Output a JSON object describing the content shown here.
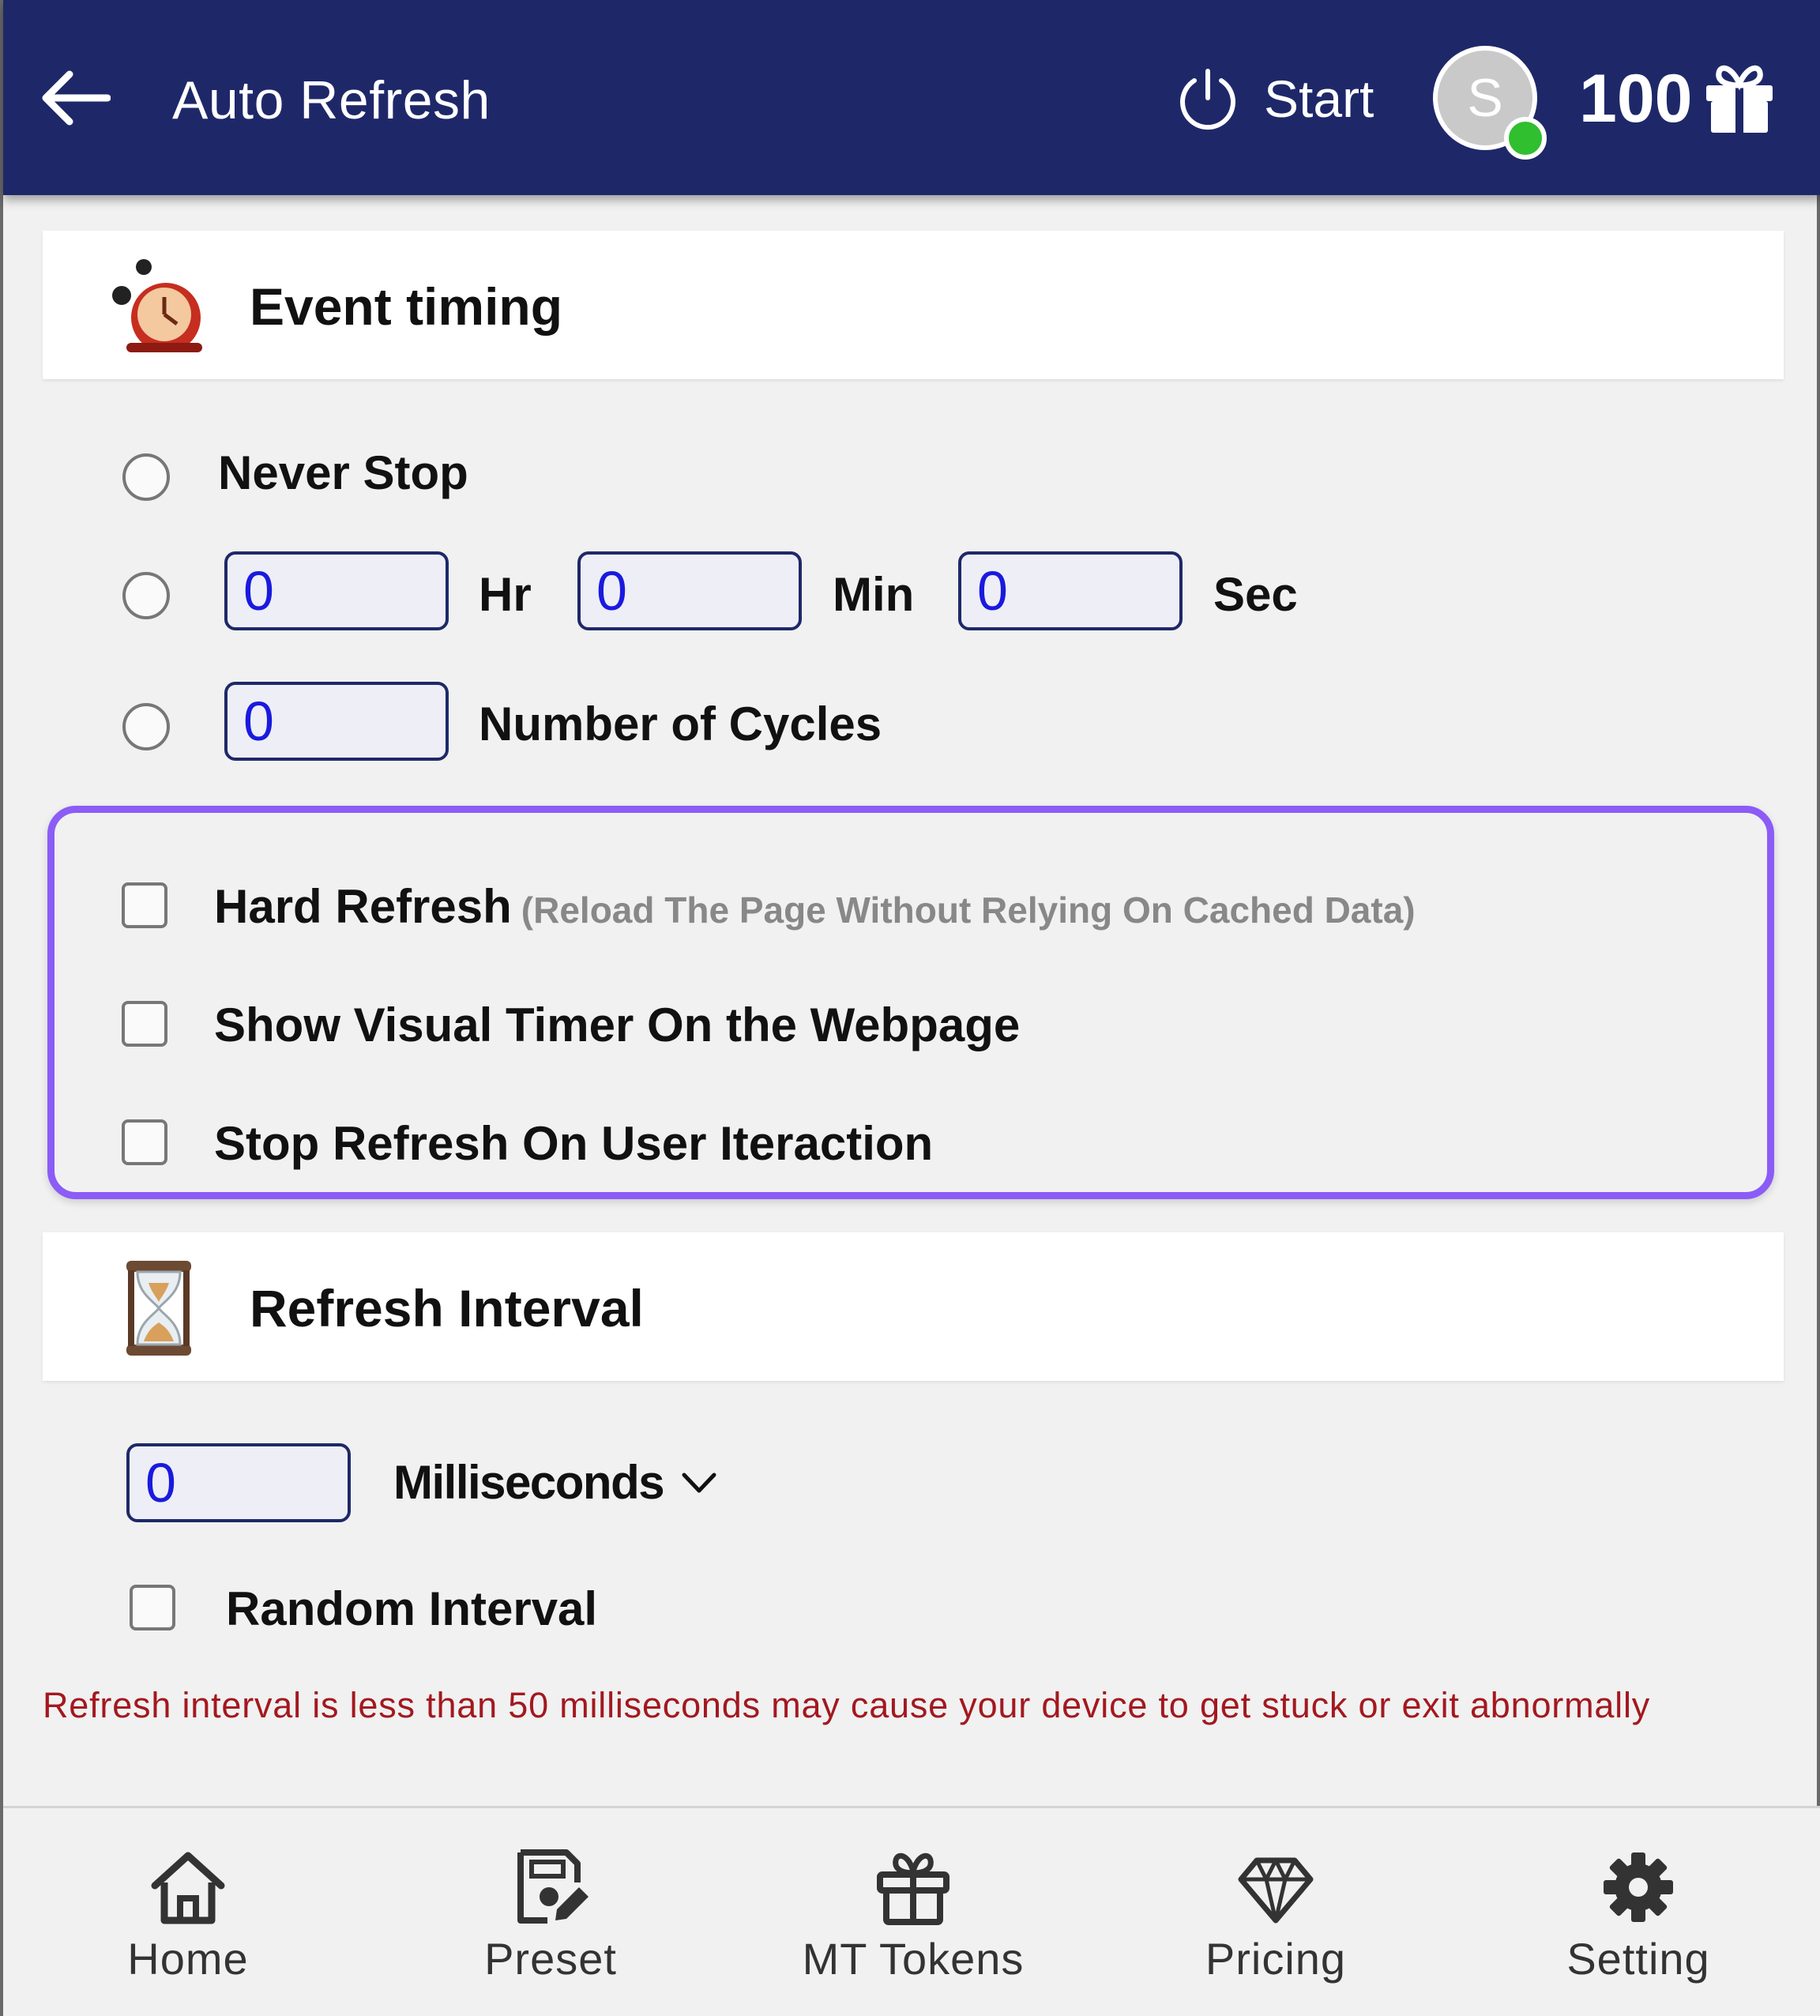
{
  "header": {
    "title": "Auto Refresh",
    "start_label": "Start",
    "avatar_initial": "S",
    "token_count": "100"
  },
  "event_timing": {
    "title": "Event timing",
    "never_stop_label": "Never Stop",
    "hours_value": "0",
    "hours_unit": "Hr",
    "minutes_value": "0",
    "minutes_unit": "Min",
    "seconds_value": "0",
    "seconds_unit": "Sec",
    "cycles_value": "0",
    "cycles_label": "Number of Cycles"
  },
  "options": {
    "hard_refresh_label": "Hard Refresh",
    "hard_refresh_hint": "(Reload The Page Without Relying On Cached Data)",
    "visual_timer_label": "Show Visual Timer On the Webpage",
    "stop_on_interaction_label": "Stop Refresh On User Iteraction"
  },
  "refresh_interval": {
    "title": "Refresh Interval",
    "value": "0",
    "unit": "Milliseconds",
    "random_label": "Random Interval",
    "warning": "Refresh interval is less than 50 milliseconds may cause your device to get stuck or exit abnormally"
  },
  "nav": {
    "home": "Home",
    "preset": "Preset",
    "tokens": "MT Tokens",
    "pricing": "Pricing",
    "setting": "Setting"
  },
  "colors": {
    "header_bg": "#1e2869",
    "accent_border": "#8b5cf6",
    "input_text": "#1a1adf",
    "warning_text": "#a3181f",
    "online": "#2fbf2f"
  }
}
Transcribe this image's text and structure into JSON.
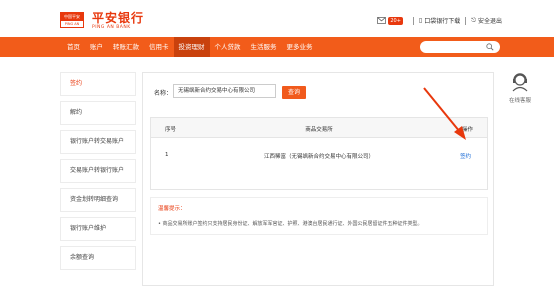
{
  "header": {
    "logo_badge_top": "中国平安",
    "logo_badge_bottom": "PING AN",
    "bank_name": "平安银行",
    "bank_name_en": "PING AN BANK",
    "message_count": "20+",
    "download_label": "口袋银行下载",
    "logout_label": "安全退出"
  },
  "nav": {
    "items": [
      {
        "label": "首页"
      },
      {
        "label": "账户"
      },
      {
        "label": "转账汇款"
      },
      {
        "label": "信用卡"
      },
      {
        "label": "投资理财"
      },
      {
        "label": "个人贷款"
      },
      {
        "label": "生活服务"
      },
      {
        "label": "更多业务"
      }
    ],
    "active_index": 4
  },
  "sidebar": {
    "items": [
      {
        "label": "签约"
      },
      {
        "label": "解约"
      },
      {
        "label": "银行账户转交易账户"
      },
      {
        "label": "交易账户转银行账户"
      },
      {
        "label": "资金划转明细查询"
      },
      {
        "label": "银行账户维护"
      },
      {
        "label": "余额查询"
      }
    ],
    "active_index": 0
  },
  "search": {
    "name_label": "名称：",
    "name_value": "无锡飒新合约交易中心有限公司",
    "query_button": "查询"
  },
  "table": {
    "headers": [
      "序号",
      "商品交易所",
      "操作"
    ],
    "rows": [
      {
        "index": "1",
        "exchange": "江西稀富（无锡飒新合约交易中心有限公司）",
        "action": "签约"
      }
    ]
  },
  "tips": {
    "title": "温馨提示：",
    "text": "• 商品交易所账户签约只支持居民身份证、解放军军官证、护照、港澳台居民通行证、外国公民居留证件五种证件类型。"
  },
  "service": {
    "label": "在线客服"
  },
  "colors": {
    "brand": "#e8380d",
    "nav_bg": "#f25c1a",
    "link": "#1a6bd6"
  }
}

================

Exclude the pictures and repeat every other part of the records word for word.

— REPLY TO THE EXERCISE —
Output a JSON object describing the content shown here.
{
  "header": {
    "title": "Auto Refresh",
    "start_label": "Start",
    "avatar_initial": "S",
    "token_count": "100"
  },
  "event_timing": {
    "title": "Event timing",
    "never_stop_label": "Never Stop",
    "hours_value": "0",
    "hours_unit": "Hr",
    "minutes_value": "0",
    "minutes_unit": "Min",
    "seconds_value": "0",
    "seconds_unit": "Sec",
    "cycles_value": "0",
    "cycles_label": "Number of Cycles"
  },
  "options": {
    "hard_refresh_label": "Hard Refresh",
    "hard_refresh_hint": "(Reload The Page Without Relying On Cached Data)",
    "visual_timer_label": "Show Visual Timer On the Webpage",
    "stop_on_interaction_label": "Stop Refresh On User Iteraction"
  },
  "refresh_interval": {
    "title": "Refresh Interval",
    "value": "0",
    "unit": "Milliseconds",
    "random_label": "Random Interval",
    "warning": "Refresh interval is less than 50 milliseconds may cause your device to get stuck or exit abnormally"
  },
  "nav": {
    "home": "Home",
    "preset": "Preset",
    "tokens": "MT Tokens",
    "pricing": "Pricing",
    "setting": "Setting"
  },
  "colors": {
    "header_bg": "#1e2869",
    "accent_border": "#8b5cf6",
    "input_text": "#1a1adf",
    "warning_text": "#a3181f",
    "online": "#2fbf2f"
  }
}
Transcribe this image's text and structure into JSON.
{
  "header": {
    "logo_badge_top": "中国平安",
    "logo_badge_bottom": "PING AN",
    "bank_name": "平安银行",
    "bank_name_en": "PING AN BANK",
    "message_count": "20+",
    "download_label": "口袋银行下载",
    "logout_label": "安全退出"
  },
  "nav": {
    "items": [
      {
        "label": "首页"
      },
      {
        "label": "账户"
      },
      {
        "label": "转账汇款"
      },
      {
        "label": "信用卡"
      },
      {
        "label": "投资理财"
      },
      {
        "label": "个人贷款"
      },
      {
        "label": "生活服务"
      },
      {
        "label": "更多业务"
      }
    ],
    "active_index": 4
  },
  "sidebar": {
    "items": [
      {
        "label": "签约"
      },
      {
        "label": "解约"
      },
      {
        "label": "银行账户转交易账户"
      },
      {
        "label": "交易账户转银行账户"
      },
      {
        "label": "资金划转明细查询"
      },
      {
        "label": "银行账户维护"
      },
      {
        "label": "余额查询"
      }
    ],
    "active_index": 0
  },
  "search": {
    "name_label": "名称：",
    "name_value": "无锡飒新合约交易中心有限公司",
    "query_button": "查询"
  },
  "table": {
    "headers": [
      "序号",
      "商品交易所",
      "操作"
    ],
    "rows": [
      {
        "index": "1",
        "exchange": "江西稀富（无锡飒新合约交易中心有限公司）",
        "action": "签约"
      }
    ]
  },
  "tips": {
    "title": "温馨提示：",
    "text": "• 商品交易所账户签约只支持居民身份证、解放军军官证、护照、港澳台居民通行证、外国公民居留证件五种证件类型。"
  },
  "service": {
    "label": "在线客服"
  },
  "colors": {
    "brand": "#e8380d",
    "nav_bg": "#f25c1a",
    "link": "#1a6bd6"
  }
}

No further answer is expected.